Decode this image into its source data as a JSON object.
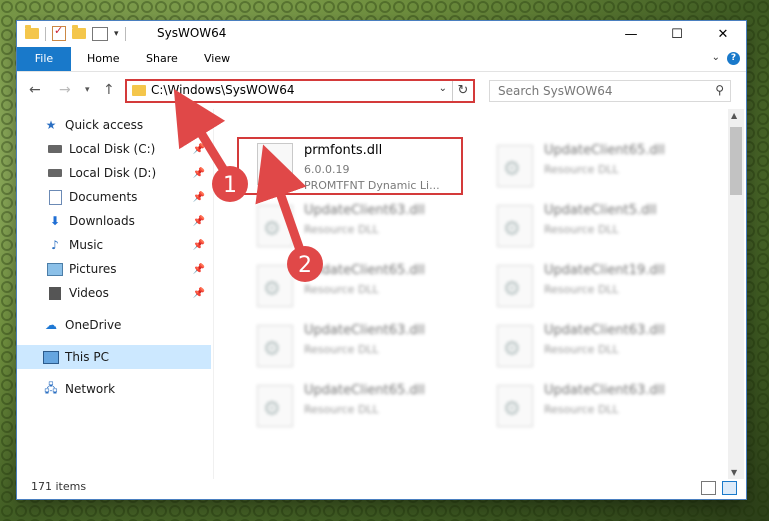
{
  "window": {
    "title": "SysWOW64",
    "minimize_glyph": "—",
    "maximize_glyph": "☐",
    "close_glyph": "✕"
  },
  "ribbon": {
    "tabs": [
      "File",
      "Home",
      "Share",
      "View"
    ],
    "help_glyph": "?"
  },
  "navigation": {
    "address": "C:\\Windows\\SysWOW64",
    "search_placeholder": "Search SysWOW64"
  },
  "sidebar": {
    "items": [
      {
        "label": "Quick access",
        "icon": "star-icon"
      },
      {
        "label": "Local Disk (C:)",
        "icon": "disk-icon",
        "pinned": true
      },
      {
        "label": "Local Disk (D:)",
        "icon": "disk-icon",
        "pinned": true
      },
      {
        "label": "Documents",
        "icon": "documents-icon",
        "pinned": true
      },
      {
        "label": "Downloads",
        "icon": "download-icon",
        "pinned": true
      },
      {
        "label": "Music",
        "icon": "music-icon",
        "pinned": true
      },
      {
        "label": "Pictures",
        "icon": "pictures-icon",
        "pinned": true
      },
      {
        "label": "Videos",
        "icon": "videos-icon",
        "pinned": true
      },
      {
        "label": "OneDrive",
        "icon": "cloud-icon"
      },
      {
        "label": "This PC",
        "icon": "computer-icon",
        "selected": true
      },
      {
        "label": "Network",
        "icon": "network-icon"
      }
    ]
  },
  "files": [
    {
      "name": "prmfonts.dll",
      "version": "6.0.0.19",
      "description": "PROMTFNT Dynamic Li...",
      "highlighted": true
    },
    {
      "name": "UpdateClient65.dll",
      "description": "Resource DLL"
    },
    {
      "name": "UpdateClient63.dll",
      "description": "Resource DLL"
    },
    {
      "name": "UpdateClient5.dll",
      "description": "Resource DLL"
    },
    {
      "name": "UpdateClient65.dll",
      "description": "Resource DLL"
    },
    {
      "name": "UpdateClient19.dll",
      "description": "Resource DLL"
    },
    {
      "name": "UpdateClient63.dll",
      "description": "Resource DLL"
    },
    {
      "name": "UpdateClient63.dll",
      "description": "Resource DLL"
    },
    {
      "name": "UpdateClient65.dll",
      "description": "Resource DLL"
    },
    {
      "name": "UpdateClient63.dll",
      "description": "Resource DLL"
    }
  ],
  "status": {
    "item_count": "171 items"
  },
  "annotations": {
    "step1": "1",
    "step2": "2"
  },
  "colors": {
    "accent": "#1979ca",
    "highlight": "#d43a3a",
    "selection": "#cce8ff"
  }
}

----

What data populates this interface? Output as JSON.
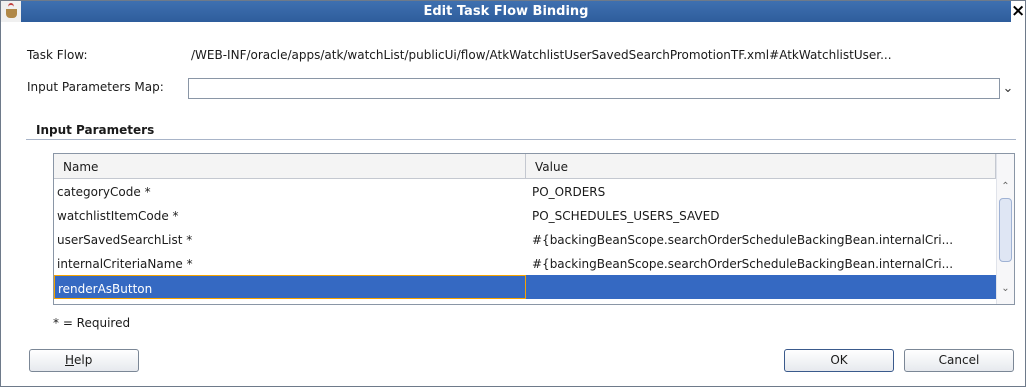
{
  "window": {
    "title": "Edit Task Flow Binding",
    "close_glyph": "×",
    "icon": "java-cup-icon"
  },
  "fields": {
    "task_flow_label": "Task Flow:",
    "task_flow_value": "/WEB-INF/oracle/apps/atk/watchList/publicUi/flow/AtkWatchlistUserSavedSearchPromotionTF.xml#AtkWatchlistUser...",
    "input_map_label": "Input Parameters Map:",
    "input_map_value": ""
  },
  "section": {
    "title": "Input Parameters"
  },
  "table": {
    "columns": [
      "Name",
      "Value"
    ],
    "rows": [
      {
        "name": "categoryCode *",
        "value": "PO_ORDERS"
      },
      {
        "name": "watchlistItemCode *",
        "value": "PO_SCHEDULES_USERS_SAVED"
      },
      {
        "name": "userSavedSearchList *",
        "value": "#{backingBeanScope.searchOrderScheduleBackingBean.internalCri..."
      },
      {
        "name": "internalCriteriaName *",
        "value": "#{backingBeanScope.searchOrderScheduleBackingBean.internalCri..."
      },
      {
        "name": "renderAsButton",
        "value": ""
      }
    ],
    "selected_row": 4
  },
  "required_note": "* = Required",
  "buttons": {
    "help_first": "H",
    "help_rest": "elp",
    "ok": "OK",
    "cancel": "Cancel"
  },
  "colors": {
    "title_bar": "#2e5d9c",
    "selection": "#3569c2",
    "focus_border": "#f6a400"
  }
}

----

▶ **Given task**
Report all lines of the material that contain the word "data".

▶ **Finished exercise**
Decode this image into its source data as a JSON object.
What data populates this interface? Output as JSON.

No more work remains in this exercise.